BEGIN Data shown
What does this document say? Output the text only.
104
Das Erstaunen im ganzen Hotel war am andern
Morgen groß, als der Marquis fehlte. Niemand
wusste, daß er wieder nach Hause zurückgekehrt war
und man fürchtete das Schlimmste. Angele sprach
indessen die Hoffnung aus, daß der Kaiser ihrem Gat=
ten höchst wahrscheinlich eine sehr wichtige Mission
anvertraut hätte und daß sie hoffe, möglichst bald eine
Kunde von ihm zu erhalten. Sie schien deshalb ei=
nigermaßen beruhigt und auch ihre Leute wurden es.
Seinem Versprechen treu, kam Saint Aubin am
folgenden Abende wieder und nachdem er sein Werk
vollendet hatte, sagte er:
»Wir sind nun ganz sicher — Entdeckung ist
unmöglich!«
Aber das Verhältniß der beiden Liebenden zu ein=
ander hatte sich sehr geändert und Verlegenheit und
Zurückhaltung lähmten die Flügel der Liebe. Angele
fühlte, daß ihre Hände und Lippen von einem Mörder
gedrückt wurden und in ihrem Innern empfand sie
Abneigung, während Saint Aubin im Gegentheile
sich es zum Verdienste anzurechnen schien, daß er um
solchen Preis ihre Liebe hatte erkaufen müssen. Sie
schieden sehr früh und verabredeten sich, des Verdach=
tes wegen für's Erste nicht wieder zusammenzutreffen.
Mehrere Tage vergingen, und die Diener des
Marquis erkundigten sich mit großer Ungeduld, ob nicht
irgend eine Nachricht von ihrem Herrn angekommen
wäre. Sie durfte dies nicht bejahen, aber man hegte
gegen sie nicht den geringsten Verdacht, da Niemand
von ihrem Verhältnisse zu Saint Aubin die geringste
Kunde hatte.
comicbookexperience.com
END Data shown
_Task to carry out_.
From the entries above, copy every line that holds the word "nicht".

_Answer below_.
tes wegen für's Erste nicht wieder zusammenzutreffen.
Marquis erkundigten sich mit großer Ungeduld, ob nicht
wäre. Sie durfte dies nicht bejahen, aber man hegte
gegen sie nicht den geringsten Verdacht, da Niemand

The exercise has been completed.